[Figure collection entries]
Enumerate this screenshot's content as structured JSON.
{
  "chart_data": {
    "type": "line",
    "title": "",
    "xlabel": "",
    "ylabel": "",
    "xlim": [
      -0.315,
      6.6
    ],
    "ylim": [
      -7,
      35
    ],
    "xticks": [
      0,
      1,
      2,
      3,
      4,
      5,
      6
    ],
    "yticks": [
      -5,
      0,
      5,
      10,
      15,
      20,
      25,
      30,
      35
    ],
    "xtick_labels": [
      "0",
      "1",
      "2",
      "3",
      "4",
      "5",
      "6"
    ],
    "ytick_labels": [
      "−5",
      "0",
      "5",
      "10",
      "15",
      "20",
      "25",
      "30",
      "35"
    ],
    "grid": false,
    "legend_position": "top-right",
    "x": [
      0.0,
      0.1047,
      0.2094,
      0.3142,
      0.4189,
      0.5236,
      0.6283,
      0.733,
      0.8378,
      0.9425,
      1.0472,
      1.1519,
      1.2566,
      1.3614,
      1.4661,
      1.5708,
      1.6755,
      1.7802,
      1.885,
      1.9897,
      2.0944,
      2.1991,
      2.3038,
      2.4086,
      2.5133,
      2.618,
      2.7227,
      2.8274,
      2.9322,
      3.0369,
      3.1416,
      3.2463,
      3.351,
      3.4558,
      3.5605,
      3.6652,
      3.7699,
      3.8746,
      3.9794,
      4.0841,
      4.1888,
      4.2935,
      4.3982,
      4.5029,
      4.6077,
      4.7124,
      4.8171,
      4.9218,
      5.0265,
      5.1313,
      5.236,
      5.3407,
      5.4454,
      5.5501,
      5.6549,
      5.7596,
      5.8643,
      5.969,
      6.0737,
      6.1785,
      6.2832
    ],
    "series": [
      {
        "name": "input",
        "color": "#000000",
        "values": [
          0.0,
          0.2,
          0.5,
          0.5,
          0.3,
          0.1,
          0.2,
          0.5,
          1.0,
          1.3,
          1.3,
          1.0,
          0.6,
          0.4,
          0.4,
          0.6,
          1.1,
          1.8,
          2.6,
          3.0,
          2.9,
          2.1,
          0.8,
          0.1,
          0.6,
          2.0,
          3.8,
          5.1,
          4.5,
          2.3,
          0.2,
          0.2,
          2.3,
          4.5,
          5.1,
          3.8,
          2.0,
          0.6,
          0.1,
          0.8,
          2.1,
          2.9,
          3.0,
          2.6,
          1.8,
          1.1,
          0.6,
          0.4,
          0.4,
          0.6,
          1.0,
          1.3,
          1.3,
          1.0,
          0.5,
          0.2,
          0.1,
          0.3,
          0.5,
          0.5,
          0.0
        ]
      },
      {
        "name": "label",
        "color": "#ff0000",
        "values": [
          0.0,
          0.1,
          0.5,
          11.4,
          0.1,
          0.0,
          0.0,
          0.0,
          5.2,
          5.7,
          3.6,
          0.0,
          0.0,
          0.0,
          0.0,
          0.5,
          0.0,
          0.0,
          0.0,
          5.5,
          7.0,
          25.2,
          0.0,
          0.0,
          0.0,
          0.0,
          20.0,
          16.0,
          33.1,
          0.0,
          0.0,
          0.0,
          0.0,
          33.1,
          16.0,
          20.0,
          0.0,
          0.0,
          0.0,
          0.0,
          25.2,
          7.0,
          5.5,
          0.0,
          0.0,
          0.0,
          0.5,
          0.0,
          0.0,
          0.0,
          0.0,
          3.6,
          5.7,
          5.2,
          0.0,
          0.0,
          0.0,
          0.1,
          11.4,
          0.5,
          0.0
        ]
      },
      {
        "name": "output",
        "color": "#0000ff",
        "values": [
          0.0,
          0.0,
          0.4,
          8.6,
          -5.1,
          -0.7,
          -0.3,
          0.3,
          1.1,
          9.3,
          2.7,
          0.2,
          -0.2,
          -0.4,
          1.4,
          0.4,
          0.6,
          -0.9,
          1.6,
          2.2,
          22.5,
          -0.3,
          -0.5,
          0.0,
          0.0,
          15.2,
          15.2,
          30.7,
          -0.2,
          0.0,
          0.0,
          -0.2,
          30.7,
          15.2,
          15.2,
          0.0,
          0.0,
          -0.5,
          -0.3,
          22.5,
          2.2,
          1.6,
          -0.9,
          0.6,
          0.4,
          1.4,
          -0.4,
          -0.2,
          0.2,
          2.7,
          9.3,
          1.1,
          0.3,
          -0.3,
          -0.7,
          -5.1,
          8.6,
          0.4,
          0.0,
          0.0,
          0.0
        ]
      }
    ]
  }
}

» **Given problem**
Output the listing above without altering a single character.

» **Result below**
Enumerate this screenshot's content as structured JSON.
{
  "chart_data": {
    "type": "line",
    "title": "",
    "xlabel": "",
    "ylabel": "",
    "xlim": [
      -0.315,
      6.6
    ],
    "ylim": [
      -7,
      35
    ],
    "xticks": [
      0,
      1,
      2,
      3,
      4,
      5,
      6
    ],
    "yticks": [
      -5,
      0,
      5,
      10,
      15,
      20,
      25,
      30,
      35
    ],
    "xtick_labels": [
      "0",
      "1",
      "2",
      "3",
      "4",
      "5",
      "6"
    ],
    "ytick_labels": [
      "−5",
      "0",
      "5",
      "10",
      "15",
      "20",
      "25",
      "30",
      "35"
    ],
    "grid": false,
    "legend_position": "top-right",
    "x": [
      0.0,
      0.1047,
      0.2094,
      0.3142,
      0.4189,
      0.5236,
      0.6283,
      0.733,
      0.8378,
      0.9425,
      1.0472,
      1.1519,
      1.2566,
      1.3614,
      1.4661,
      1.5708,
      1.6755,
      1.7802,
      1.885,
      1.9897,
      2.0944,
      2.1991,
      2.3038,
      2.4086,
      2.5133,
      2.618,
      2.7227,
      2.8274,
      2.9322,
      3.0369,
      3.1416,
      3.2463,
      3.351,
      3.4558,
      3.5605,
      3.6652,
      3.7699,
      3.8746,
      3.9794,
      4.0841,
      4.1888,
      4.2935,
      4.3982,
      4.5029,
      4.6077,
      4.7124,
      4.8171,
      4.9218,
      5.0265,
      5.1313,
      5.236,
      5.3407,
      5.4454,
      5.5501,
      5.6549,
      5.7596,
      5.8643,
      5.969,
      6.0737,
      6.1785,
      6.2832
    ],
    "series": [
      {
        "name": "input",
        "color": "#000000",
        "values": [
          0.0,
          0.2,
          0.5,
          0.5,
          0.3,
          0.1,
          0.2,
          0.5,
          1.0,
          1.3,
          1.3,
          1.0,
          0.6,
          0.4,
          0.4,
          0.6,
          1.1,
          1.8,
          2.6,
          3.0,
          2.9,
          2.1,
          0.8,
          0.1,
          0.6,
          2.0,
          3.8,
          5.1,
          4.5,
          2.3,
          0.2,
          0.2,
          2.3,
          4.5,
          5.1,
          3.8,
          2.0,
          0.6,
          0.1,
          0.8,
          2.1,
          2.9,
          3.0,
          2.6,
          1.8,
          1.1,
          0.6,
          0.4,
          0.4,
          0.6,
          1.0,
          1.3,
          1.3,
          1.0,
          0.5,
          0.2,
          0.1,
          0.3,
          0.5,
          0.5,
          0.0
        ]
      },
      {
        "name": "label",
        "color": "#ff0000",
        "values": [
          0.0,
          0.1,
          0.5,
          11.4,
          0.1,
          0.0,
          0.0,
          0.0,
          5.2,
          5.7,
          3.6,
          0.0,
          0.0,
          0.0,
          0.0,
          0.5,
          0.0,
          0.0,
          0.0,
          5.5,
          7.0,
          25.2,
          0.0,
          0.0,
          0.0,
          0.0,
          20.0,
          16.0,
          33.1,
          0.0,
          0.0,
          0.0,
          0.0,
          33.1,
          16.0,
          20.0,
          0.0,
          0.0,
          0.0,
          0.0,
          25.2,
          7.0,
          5.5,
          0.0,
          0.0,
          0.0,
          0.5,
          0.0,
          0.0,
          0.0,
          0.0,
          3.6,
          5.7,
          5.2,
          0.0,
          0.0,
          0.0,
          0.1,
          11.4,
          0.5,
          0.0
        ]
      },
      {
        "name": "output",
        "color": "#0000ff",
        "values": [
          0.0,
          0.0,
          0.4,
          8.6,
          -5.1,
          -0.7,
          -0.3,
          0.3,
          1.1,
          9.3,
          2.7,
          0.2,
          -0.2,
          -0.4,
          1.4,
          0.4,
          0.6,
          -0.9,
          1.6,
          2.2,
          22.5,
          -0.3,
          -0.5,
          0.0,
          0.0,
          15.2,
          15.2,
          30.7,
          -0.2,
          0.0,
          0.0,
          -0.2,
          30.7,
          15.2,
          15.2,
          0.0,
          0.0,
          -0.5,
          -0.3,
          22.5,
          2.2,
          1.6,
          -0.9,
          0.6,
          0.4,
          1.4,
          -0.4,
          -0.2,
          0.2,
          2.7,
          9.3,
          1.1,
          0.3,
          -0.3,
          -0.7,
          -5.1,
          8.6,
          0.4,
          0.0,
          0.0,
          0.0
        ]
      }
    ]
  }
}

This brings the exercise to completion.